* **Set exercise**
Format the lines from the one containing "y-right-tick-label-1: 400 —" through the one containing "bias-point-44 — [268, 261, 273, 267]", both included, as a Markdown table with the columns Number and Line. Number each row and omit any blank lines.

----- Data -----

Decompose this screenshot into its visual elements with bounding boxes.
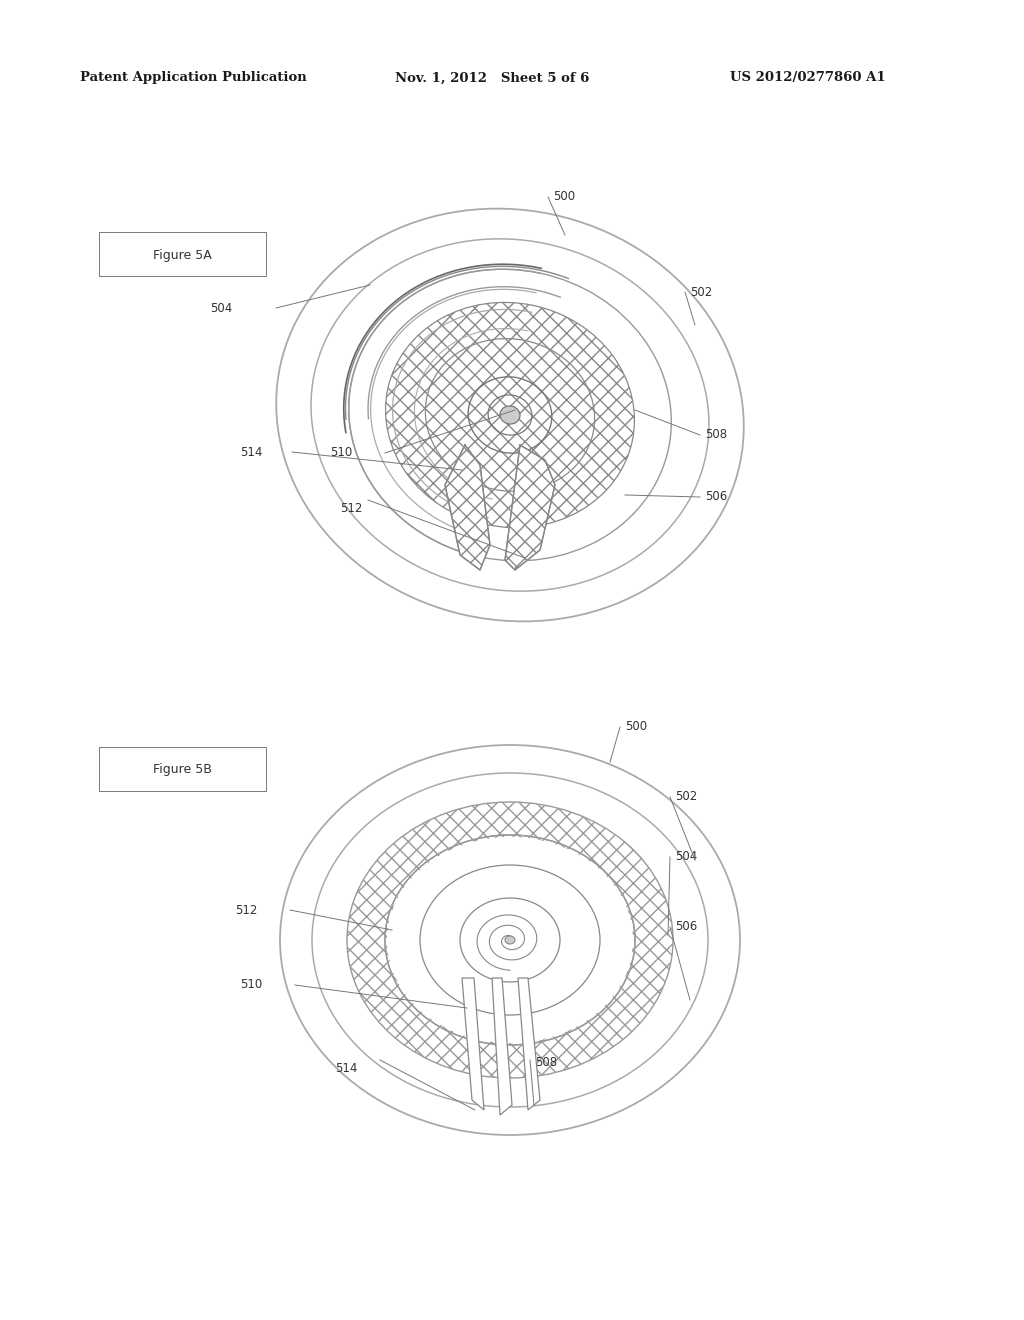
- Text: 500: 500: [553, 190, 575, 203]
- Ellipse shape: [385, 836, 635, 1045]
- Ellipse shape: [500, 407, 520, 424]
- Text: 506: 506: [705, 491, 727, 503]
- Text: 512: 512: [234, 903, 257, 916]
- Text: 510: 510: [330, 446, 352, 459]
- Text: Figure 5B: Figure 5B: [153, 763, 211, 776]
- Text: 504: 504: [675, 850, 697, 863]
- Text: 514: 514: [240, 446, 262, 458]
- Ellipse shape: [460, 898, 560, 982]
- FancyBboxPatch shape: [99, 232, 266, 276]
- Text: 510: 510: [240, 978, 262, 991]
- Polygon shape: [505, 445, 555, 570]
- Polygon shape: [492, 978, 512, 1115]
- Text: 514: 514: [335, 1061, 357, 1074]
- FancyBboxPatch shape: [99, 747, 266, 791]
- Ellipse shape: [347, 803, 673, 1078]
- Polygon shape: [445, 445, 490, 570]
- Ellipse shape: [425, 339, 595, 491]
- Polygon shape: [462, 978, 484, 1110]
- Ellipse shape: [387, 837, 633, 1043]
- Text: US 2012/0277860 A1: US 2012/0277860 A1: [730, 71, 886, 84]
- Text: 500: 500: [625, 721, 647, 734]
- Text: 508: 508: [535, 1056, 557, 1069]
- Text: Nov. 1, 2012   Sheet 5 of 6: Nov. 1, 2012 Sheet 5 of 6: [395, 71, 590, 84]
- Text: 508: 508: [705, 429, 727, 441]
- Text: Patent Application Publication: Patent Application Publication: [80, 71, 307, 84]
- Text: 502: 502: [690, 285, 713, 298]
- Text: 506: 506: [675, 920, 697, 933]
- Text: 502: 502: [675, 791, 697, 804]
- Text: 504: 504: [210, 301, 232, 314]
- Ellipse shape: [385, 302, 635, 528]
- Polygon shape: [518, 978, 540, 1110]
- Ellipse shape: [420, 865, 600, 1015]
- Text: 512: 512: [340, 502, 362, 515]
- Ellipse shape: [505, 936, 515, 944]
- Text: Figure 5A: Figure 5A: [153, 248, 211, 261]
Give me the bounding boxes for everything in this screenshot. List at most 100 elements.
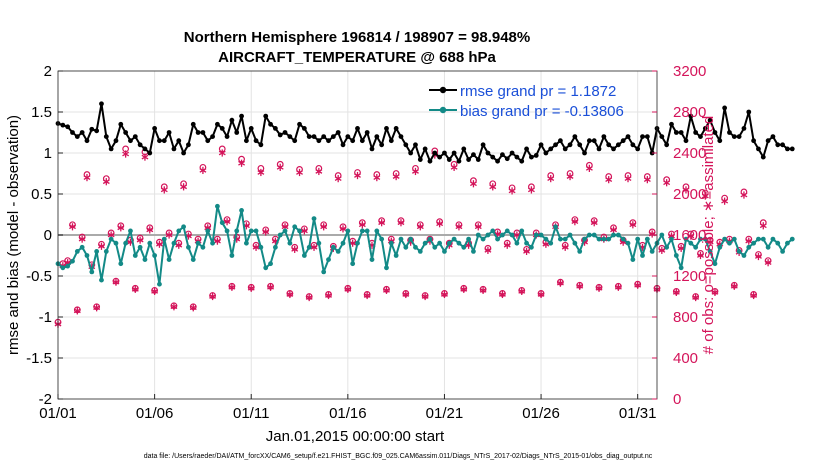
y-right-tick-label-1: 400 — [673, 350, 698, 367]
rmse-point-5 — [79, 130, 85, 135]
rmse-point-118 — [625, 134, 631, 140]
asterisk-stroke-2 — [213, 238, 221, 244]
bias-point-19 — [147, 240, 153, 246]
legend-rmse-label: rmse grand pr = 1.1872 — [460, 83, 616, 100]
asterisk-stroke-2 — [566, 174, 574, 179]
rmse-point-96 — [519, 158, 525, 164]
y-right-tick-label-3: 1200 — [673, 268, 706, 285]
obs-assimilated-point-4 — [73, 307, 81, 315]
asterisk-stroke-2 — [160, 187, 168, 193]
bias-point-68 — [384, 265, 389, 271]
bias-point-78 — [432, 244, 438, 250]
bias-point-44 — [268, 261, 273, 267]
y-axis-left: -2 -1.5 -1 -0.5 0 0.5 1 1.5 2 — [26, 63, 63, 408]
rmse-point-66 — [374, 134, 380, 140]
asterisk-stroke-2 — [460, 286, 468, 292]
bias-point-80 — [442, 249, 447, 254]
rmse-point-139 — [727, 130, 732, 135]
bias-point-95 — [514, 240, 520, 246]
rmse-point-122 — [644, 134, 650, 140]
obs-assimilated-point-71 — [397, 219, 405, 227]
bias-point-151 — [785, 240, 790, 246]
obs-assimilated-point-58 — [334, 175, 342, 183]
rmse-point-54 — [316, 138, 322, 144]
bias-point-113 — [601, 236, 607, 242]
bias-point-85 — [466, 236, 472, 242]
asterisk-stroke-2 — [697, 253, 704, 258]
bias-point-25 — [176, 228, 182, 234]
rmse-point-19 — [147, 150, 153, 156]
obs-assimilated-point-20 — [151, 287, 159, 295]
asterisk-stroke-2 — [165, 232, 173, 238]
rmse-point-3 — [70, 130, 75, 135]
bias-point-14 — [123, 240, 129, 246]
rmse-point-62 — [355, 125, 360, 131]
asterisk-stroke-2 — [189, 305, 197, 311]
asterisk-stroke-2 — [73, 308, 81, 314]
asterisk-stroke-2 — [677, 245, 685, 251]
bias-point-135 — [707, 249, 713, 254]
asterisk-stroke-2 — [513, 232, 521, 238]
asterisk-stroke-2 — [610, 227, 617, 233]
x-axis-label: Jan.01,2015 00:00:00 start — [266, 428, 445, 445]
x-tick-label-0: 01/01 — [39, 405, 77, 422]
bias-point-115 — [611, 232, 616, 238]
rmse-point-67 — [379, 142, 385, 148]
bias-point-20 — [152, 253, 158, 258]
bias-point-71 — [398, 236, 404, 242]
y-left-tick-label-4: 0 — [44, 227, 52, 244]
asterisk-stroke-2 — [527, 187, 535, 193]
asterisk-stroke-2 — [373, 175, 381, 180]
bias-point-16 — [132, 253, 138, 258]
asterisk-stroke-2 — [238, 160, 246, 166]
rmse-point-102 — [548, 146, 554, 152]
y-left-tick-label-3: -0.5 — [26, 268, 52, 285]
rmse-point-117 — [620, 138, 626, 144]
asterisk-stroke-2 — [397, 220, 405, 226]
bias-point-144 — [751, 240, 757, 246]
rmse-point-75 — [417, 157, 423, 162]
y-right-tick-label-5: 2000 — [673, 186, 706, 203]
bias-point-32 — [210, 240, 215, 246]
rmse-point-42 — [258, 142, 264, 148]
bias-point-126 — [664, 244, 670, 250]
rmse-point-149 — [775, 142, 781, 148]
bias-point-10 — [103, 249, 109, 254]
bias-point-86 — [471, 249, 476, 254]
rmse-point-131 — [688, 113, 694, 119]
obs-assimilated-point-147 — [764, 259, 772, 267]
obs-assimilated-point-33 — [213, 237, 221, 245]
bias-point-36 — [229, 253, 235, 258]
rmse-point-13 — [118, 121, 124, 127]
bias-point-61 — [350, 261, 356, 267]
asterisk-stroke-2 — [325, 293, 332, 298]
rmse-point-11 — [108, 146, 114, 152]
bias-point-15 — [128, 228, 133, 234]
y-left-tick-label-7: 1.5 — [31, 104, 52, 121]
asterisk-stroke-2 — [740, 192, 748, 198]
asterisk-stroke-2 — [107, 232, 115, 238]
obs-assimilated-point-8 — [93, 304, 101, 312]
obs-assimilated-point-70 — [392, 172, 400, 181]
obs-assimilated-point-96 — [518, 287, 526, 295]
rmse-point-88 — [480, 142, 486, 148]
obs-assimilated-point-22 — [160, 186, 168, 194]
bias-point-35 — [224, 228, 230, 234]
rmse-point-109 — [582, 150, 587, 156]
rmse-point-80 — [442, 150, 447, 156]
obs-assimilated-point-14 — [122, 150, 130, 158]
bias-point-101 — [543, 236, 549, 242]
asterisk-stroke-2 — [759, 223, 767, 229]
rmse-point-50 — [297, 121, 302, 127]
asterisk-stroke-2 — [730, 283, 738, 289]
bias-point-8 — [94, 249, 100, 254]
asterisk-stroke-2 — [180, 184, 188, 190]
obs-assimilated-point-111 — [590, 219, 598, 227]
asterisk-stroke-2 — [339, 226, 347, 232]
asterisk-stroke-2 — [648, 231, 656, 237]
rmse-point-95 — [514, 154, 520, 160]
bias-point-131 — [688, 240, 694, 246]
x-tick-label-3: 01/16 — [329, 405, 367, 422]
y-right-tick-label-0: 0 — [673, 391, 681, 408]
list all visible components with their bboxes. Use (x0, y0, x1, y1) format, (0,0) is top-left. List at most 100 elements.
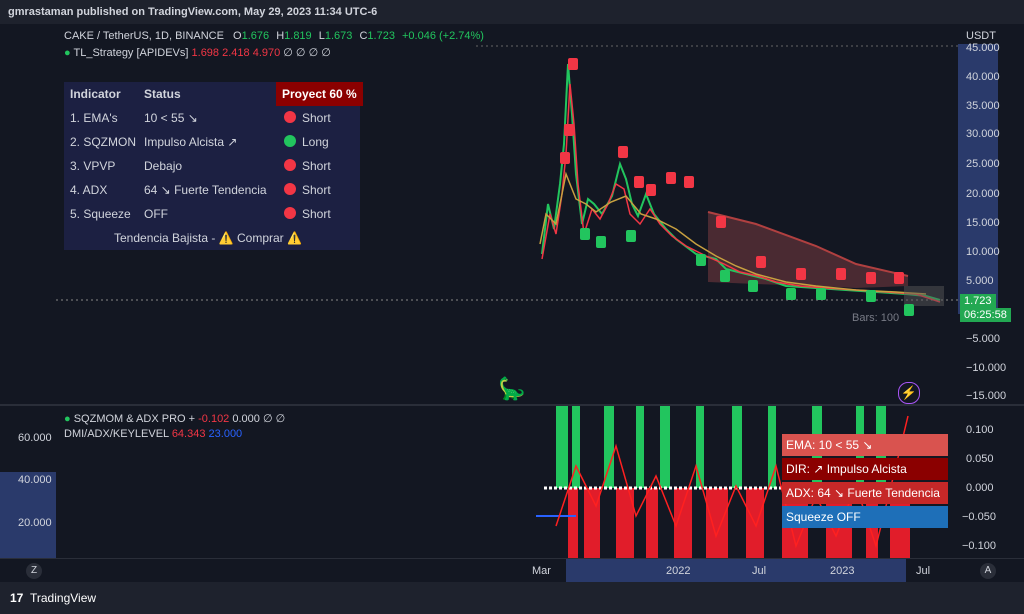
price-tick: 30.000 (966, 128, 1000, 140)
row-name: 3. VPVP (70, 159, 116, 173)
header-indicator: Indicator (70, 87, 121, 101)
bars-label: Bars: 100 (852, 312, 900, 324)
sub-left-tick: 60.000 (18, 432, 52, 444)
tradingview-footer: 17 TradingView (0, 582, 1024, 614)
sub-left-tick: 20.000 (18, 517, 52, 529)
row-status: 64 ↘ Fuerte Tendencia (144, 183, 267, 197)
status-dot-icon (284, 183, 296, 195)
row-status: Impulso Alcista ↗ (144, 135, 238, 149)
pane-separator[interactable] (0, 404, 1024, 406)
time-axis[interactable]: Z Mar 2022 Jul 2023 Jul A (0, 558, 1024, 583)
table-row: 4. ADX 64 ↘ Fuerte Tendencia Short (64, 178, 360, 202)
indicator-table: Indicator Status Proyect 60 % 1. EMA's 1… (64, 82, 363, 250)
strategy-rest: ∅ ∅ ∅ ∅ (283, 47, 331, 59)
row-status: OFF (144, 207, 168, 221)
sqzmom-v2: 0.000 (232, 413, 260, 425)
tradingview-logo-icon: 17 (10, 591, 24, 605)
row-name: 4. ADX (70, 183, 108, 197)
left-axis-highlight (0, 472, 56, 558)
info-box-dir: DIR: ↗ Impulso Alcista (782, 458, 948, 480)
ohlc-low: 1.673 (324, 30, 353, 42)
axis-highlight (958, 44, 998, 314)
ohlc-open: 1.676 (241, 30, 270, 42)
sub-right-tick: −0.050 (962, 511, 996, 523)
sub-right-tick: 0.000 (966, 482, 994, 494)
publisher-text: gmrastaman published on TradingView.com,… (8, 6, 378, 18)
sqzmom-v1: -0.102 (198, 413, 230, 425)
row-status: 10 < 55 ↘ (144, 111, 198, 125)
price-tick: −15.000 (966, 390, 1007, 402)
sqzmom-name: SQZMOM & ADX PRO + (73, 413, 196, 425)
ohlc-open-label: O (233, 30, 242, 42)
time-tick: Mar (532, 565, 551, 577)
table-row: 1. EMA's 10 < 55 ↘ Short (64, 106, 360, 130)
info-box-adx: ADX: 64 ↘ Fuerte Tendencia (782, 482, 948, 504)
price-unit: USDT (966, 30, 996, 42)
strategy-v2: 2.418 (222, 47, 250, 59)
time-axis-highlight (566, 559, 906, 583)
frog-icon: ● (64, 47, 71, 59)
strategy-v1: 1.698 (191, 47, 220, 59)
row-signal: Short (302, 159, 331, 173)
brand-name: TradingView (30, 591, 97, 605)
ohlc-high: 1.819 (284, 30, 312, 42)
price-tick: −10.000 (966, 362, 1007, 374)
price-tick: 10.000 (966, 246, 1000, 258)
price-chart-svg (56, 45, 958, 316)
ohlc-close: 1.723 (367, 30, 395, 42)
dmi-name: DMI/ADX/KEYLEVEL (64, 428, 169, 440)
lightning-icon[interactable]: ⚡ (898, 382, 920, 404)
table-row: 2. SQZMON Impulso Alcista ↗ Long (64, 130, 360, 154)
zoom-z-button[interactable]: Z (26, 563, 42, 579)
sub-left-tick: 40.000 (18, 474, 52, 486)
sqzmom-legend[interactable]: ● SQZMOM & ADX PRO + -0.102 0.000 ∅ ∅ (64, 412, 285, 425)
strategy-v3: 4.970 (252, 47, 281, 59)
row-status: Debajo (144, 159, 183, 173)
frog-icon: ● (64, 413, 71, 425)
sub-right-tick: 0.100 (966, 424, 994, 436)
strategy-name: TL_Strategy [APIDEVs] (73, 47, 189, 59)
status-dot-icon (284, 207, 296, 219)
sub-right-tick: 0.050 (966, 453, 994, 465)
countdown-label: 06:25:58 (960, 308, 1011, 322)
table-row: 3. VPVP Debajo Short (64, 154, 360, 178)
info-box-ema: EMA: 10 < 55 ↘ (782, 434, 948, 456)
sqzmom-rest: ∅ ∅ (262, 413, 286, 425)
price-tick: 35.000 (966, 100, 1000, 112)
auto-scale-button[interactable]: A (980, 563, 996, 579)
publish-header: gmrastaman published on TradingView.com,… (0, 0, 1024, 24)
ohlc-low-label: L (318, 30, 325, 42)
table-footer: Tendencia Bajista - ⚠️ Comprar ⚠️ (64, 226, 360, 250)
header-status: Status (144, 87, 181, 101)
row-name: 1. EMA's (70, 111, 118, 125)
row-signal: Short (302, 207, 331, 221)
dmi-v2: 23.000 (208, 428, 243, 440)
price-tick: 40.000 (966, 71, 1000, 83)
sub-left-axis: 60.000 40.000 20.000 (0, 406, 56, 558)
price-tick: 5.000 (966, 275, 994, 287)
sub-right-axis[interactable]: 0.100 0.050 0.000 −0.050 −0.100 (958, 406, 1024, 558)
last-price-label: 1.723 (960, 294, 996, 308)
header-proyect: Proyect 60 % (276, 82, 363, 106)
table-row: 5. Squeeze OFF Short (64, 202, 360, 226)
dmi-legend[interactable]: DMI/ADX/KEYLEVEL 64.343 23.000 (64, 428, 242, 440)
row-name: 2. SQZMON (70, 135, 137, 149)
ohlc-high-label: H (276, 30, 285, 42)
time-tick: Jul (752, 565, 767, 577)
table-header: Indicator Status Proyect 60 % (64, 82, 363, 106)
strategy-legend[interactable]: ● TL_Strategy [APIDEVs] 1.698 2.418 4.97… (64, 46, 331, 59)
time-tick: 2023 (830, 565, 855, 577)
price-tick: −5.000 (966, 333, 1000, 345)
price-tick: 25.000 (966, 158, 1000, 170)
row-signal: Short (302, 183, 331, 197)
row-signal: Long (302, 135, 329, 149)
time-tick: Jul (916, 565, 931, 577)
price-axis[interactable]: USDT 45.000 40.000 35.000 30.000 25.000 … (958, 24, 1024, 404)
row-signal: Short (302, 111, 331, 125)
ohlc-close-label: C (359, 30, 368, 42)
time-tick: 2022 (666, 565, 691, 577)
price-tick: 15.000 (966, 217, 1000, 229)
row-name: 5. Squeeze (70, 207, 131, 221)
symbol-legend[interactable]: CAKE / TetherUS, 1D, BINANCE O1.676 H1.8… (64, 30, 484, 42)
trend-text: Tendencia Bajista - ⚠️ Comprar ⚠️ (114, 231, 302, 245)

-----

* **Complete answer**
| Number | Line |
|---|---|
| 1 | y-right-tick-label-1: 400 — [673, 350, 698, 367] |
| 2 | rmse-point-5 — [79, 130, 85, 135] |
| 3 | rmse-point-118 — [625, 134, 631, 140] |
| 4 | asterisk-stroke-2 — [213, 238, 221, 244] |
| 5 | bias-point-19 — [147, 240, 153, 246] |
| 6 | legend-rmse-label: rmse grand pr = 1.1872 — [460, 83, 616, 100] |
| 7 | asterisk-stroke-2 — [566, 174, 574, 179] |
| 8 | rmse-point-96 — [519, 158, 525, 164] |
| 9 | y-right-tick-label-3: 1200 — [673, 268, 706, 285] |
| 10 | obs-assimilated-point-4 — [73, 307, 81, 315] |
| 11 | asterisk-stroke-2 — [160, 187, 168, 193] |
| 12 | bias-point-68 — [384, 265, 389, 271] |
| 13 | bias-point-78 — [432, 244, 438, 250] |
| 14 | bias-point-44 — [268, 261, 273, 267] |